Carry none of the pictures over; set down the material below exactly.

[Extracted records]
• • •

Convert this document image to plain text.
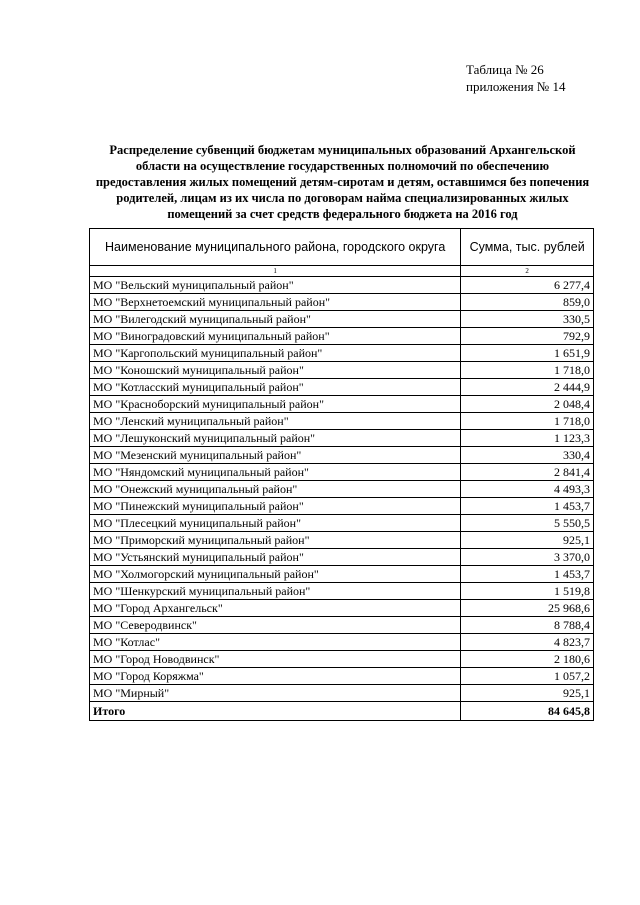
Таблица № 26
приложения № 14
Распределение субвенций бюджетам муниципальных образований Архангельской области на осуществление государственных полномочий по обеспечению предоставления жилых помещений детям-сиротам и детям, оставшимся без попечения родителей, лицам из их числа по договорам найма специализированных жилых помещений за счет средств федерального бюджета на 2016 год
Наименование муниципального района, городского округа	Сумма, тыс. рублей
1	2
МО "Вельский муниципальный район"	6 277,4
МО "Верхнетоемский муниципальный район"	859,0
МО "Вилегодский муниципальный район"	330,5
МО "Виноградовский муниципальный район"	792,9
МО "Каргопольский муниципальный район"	1 651,9
МО "Коношский муниципальный район"	1 718,0
МО "Котласский муниципальный район"	2 444,9
МО "Красноборский муниципальный район"	2 048,4
МО "Ленский муниципальный район"	1 718,0
МО "Лешуконский муниципальный район"	1 123,3
МО "Мезенский муниципальный район"	330,4
МО "Няндомский муниципальный район"	2 841,4
МО "Онежский муниципальный район"	4 493,3
МО "Пинежский муниципальный район"	1 453,7
МО "Плесецкий муниципальный район"	5 550,5
МО "Приморский муниципальный район"	925,1
МО "Устьянский муниципальный район"	3 370,0
МО "Холмогорский муниципальный район"	1 453,7
МО "Шенкурский муниципальный район"	1 519,8
МО "Город Архангельск"	25 968,6
МО "Северодвинск"	8 788,4
МО "Котлас"	4 823,7
МО "Город Новодвинск"	2 180,6
МО "Город Коряжма"	1 057,2
МО "Мирный"	925,1
Итого	84 645,8
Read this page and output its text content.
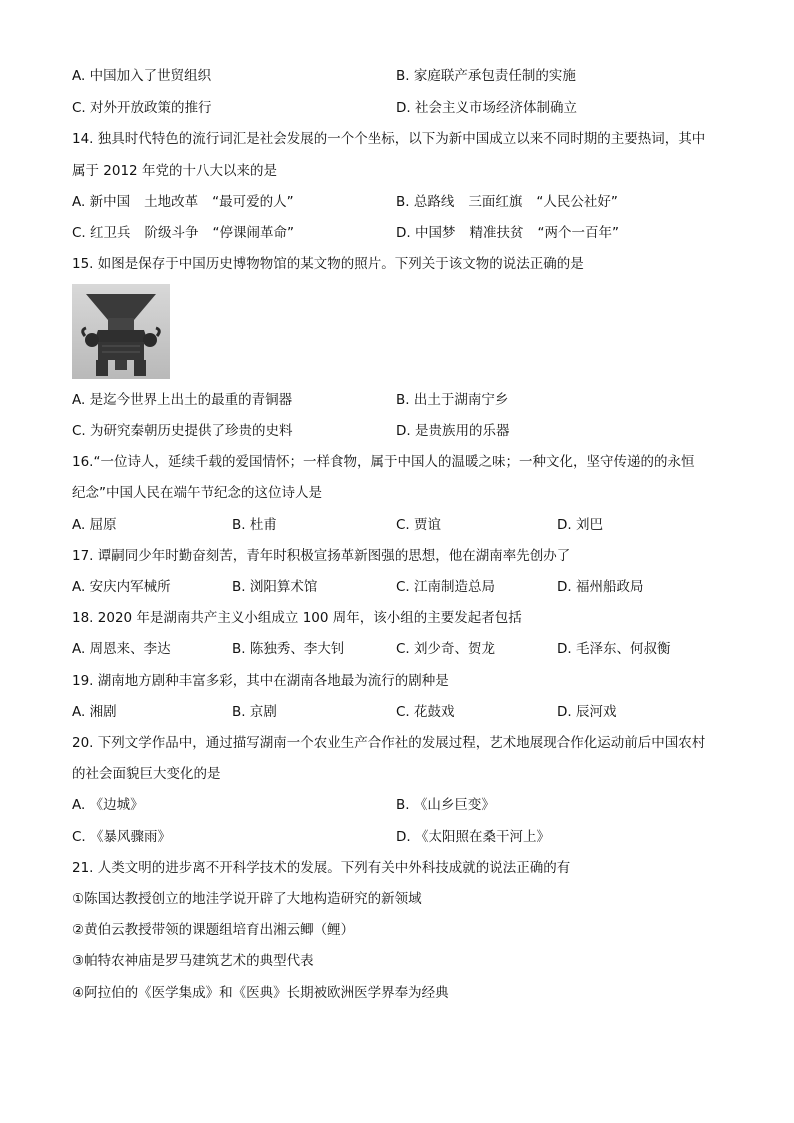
A. 中国加入了世贸组织	B. 家庭联产承包责任制的实施
C. 对外开放政策的推行	D. 社会主义市场经济体制确立
14. 独具时代特色的流行词汇是社会发展的一个个坐标，以下为新中国成立以来不同时期的主要热词，其中
属于 2012 年党的十八大以来的是
A. 新中国 土地改革 “最可爱的人”	B. 总路线 三面红旗 “人民公社好”
C. 红卫兵 阶级斗争 “停课闹革命”	D. 中国梦 精准扶贫 “两个一百年”
15. 如图是保存于中国历史博物物馆的某文物的照片。下列关于该文物的说法正确的是
A. 是迄今世界上出土的最重的青铜器	B. 出土于湖南宁乡
C. 为研究秦朝历史提供了珍贵的史料	D. 是贵族用的乐器
16.“一位诗人，延续千载的爱国情怀；一样食物，属于中国人的温暖之味；一种文化，坚守传递的的永恒
纪念”中国人民在端午节纪念的这位诗人是
A. 屈原	B. 杜甫	C. 贾谊	D. 刘巴
17. 谭嗣同少年时勤奋刻苦，青年时积极宣扬革新图强的思想，他在湖南率先创办了
A. 安庆内军械所	B. 浏阳算术馆	C. 江南制造总局	D. 福州船政局
18. 2020 年是湖南共产主义小组成立 100 周年，该小组的主要发起者包括
A. 周恩来、李达	B. 陈独秀、李大钊	C. 刘少奇、贺龙	D. 毛泽东、何叔衡
19. 湖南地方剧种丰富多彩，其中在湖南各地最为流行的剧种是
A. 湘剧	B. 京剧	C. 花鼓戏	D. 辰河戏
20. 下列文学作品中，通过描写湖南一个农业生产合作社的发展过程，艺术地展现合作化运动前后中国农村
的社会面貌巨大变化的是
A. 《边城》	B. 《山乡巨变》
C. 《暴风骤雨》	D. 《太阳照在桑干河上》
21. 人类文明的进步离不开科学技术的发展。下列有关中外科技成就的说法正确的有
①陈国达教授创立的地洼学说开辟了大地构造研究的新领域
②黄伯云教授带领的课题组培育出湘云鲫（鲤）
③帕特农神庙是罗马建筑艺术的典型代表
④阿拉伯的《医学集成》和《医典》长期被欧洲医学界奉为经典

• • •

**OUTPUT OF THE TASK:**
Convert this document image to plain text.
Таблица № 26
приложения № 14
Распределение субвенций бюджетам муниципальных образований Архангельской области на осуществление государственных полномочий по обеспечению предоставления жилых помещений детям-сиротам и детям, оставшимся без попечения родителей, лицам из их числа по договорам найма специализированных жилых помещений за счет средств федерального бюджета на 2016 год
Наименование муниципального района, городского округа	Сумма, тыс. рублей
1	2
МО "Вельский муниципальный район"	6 277,4
МО "Верхнетоемский муниципальный район"	859,0
МО "Вилегодский муниципальный район"	330,5
МО "Виноградовский муниципальный район"	792,9
МО "Каргопольский муниципальный район"	1 651,9
МО "Коношский муниципальный район"	1 718,0
МО "Котласский муниципальный район"	2 444,9
МО "Красноборский муниципальный район"	2 048,4
МО "Ленский муниципальный район"	1 718,0
МО "Лешуконский муниципальный район"	1 123,3
МО "Мезенский муниципальный район"	330,4
МО "Няндомский муниципальный район"	2 841,4
МО "Онежский муниципальный район"	4 493,3
МО "Пинежский муниципальный район"	1 453,7
МО "Плесецкий муниципальный район"	5 550,5
МО "Приморский муниципальный район"	925,1
МО "Устьянский муниципальный район"	3 370,0
МО "Холмогорский муниципальный район"	1 453,7
МО "Шенкурский муниципальный район"	1 519,8
МО "Город Архангельск"	25 968,6
МО "Северодвинск"	8 788,4
МО "Котлас"	4 823,7
МО "Город Новодвинск"	2 180,6
МО "Город Коряжма"	1 057,2
МО "Мирный"	925,1
Итого	84 645,8
Read this page and output its text content.
A. 中国加入了世贸组织	B. 家庭联产承包责任制的实施
C. 对外开放政策的推行	D. 社会主义市场经济体制确立
14. 独具时代特色的流行词汇是社会发展的一个个坐标，以下为新中国成立以来不同时期的主要热词，其中
属于 2012 年党的十八大以来的是
A. 新中国 土地改革 “最可爱的人”	B. 总路线 三面红旗 “人民公社好”
C. 红卫兵 阶级斗争 “停课闹革命”	D. 中国梦 精准扶贫 “两个一百年”
15. 如图是保存于中国历史博物物馆的某文物的照片。下列关于该文物的说法正确的是
A. 是迄今世界上出土的最重的青铜器	B. 出土于湖南宁乡
C. 为研究秦朝历史提供了珍贵的史料	D. 是贵族用的乐器
16.“一位诗人，延续千载的爱国情怀；一样食物，属于中国人的温暖之味；一种文化，坚守传递的的永恒
纪念”中国人民在端午节纪念的这位诗人是
A. 屈原	B. 杜甫	C. 贾谊	D. 刘巴
17. 谭嗣同少年时勤奋刻苦，青年时积极宣扬革新图强的思想，他在湖南率先创办了
A. 安庆内军械所	B. 浏阳算术馆	C. 江南制造总局	D. 福州船政局
18. 2020 年是湖南共产主义小组成立 100 周年，该小组的主要发起者包括
A. 周恩来、李达	B. 陈独秀、李大钊	C. 刘少奇、贺龙	D. 毛泽东、何叔衡
19. 湖南地方剧种丰富多彩，其中在湖南各地最为流行的剧种是
A. 湘剧	B. 京剧	C. 花鼓戏	D. 辰河戏
20. 下列文学作品中，通过描写湖南一个农业生产合作社的发展过程，艺术地展现合作化运动前后中国农村
的社会面貌巨大变化的是
A. 《边城》	B. 《山乡巨变》
C. 《暴风骤雨》	D. 《太阳照在桑干河上》
21. 人类文明的进步离不开科学技术的发展。下列有关中外科技成就的说法正确的有
①陈国达教授创立的地洼学说开辟了大地构造研究的新领域
②黄伯云教授带领的课题组培育出湘云鲫（鲤）
③帕特农神庙是罗马建筑艺术的典型代表
④阿拉伯的《医学集成》和《医典》长期被欧洲医学界奉为经典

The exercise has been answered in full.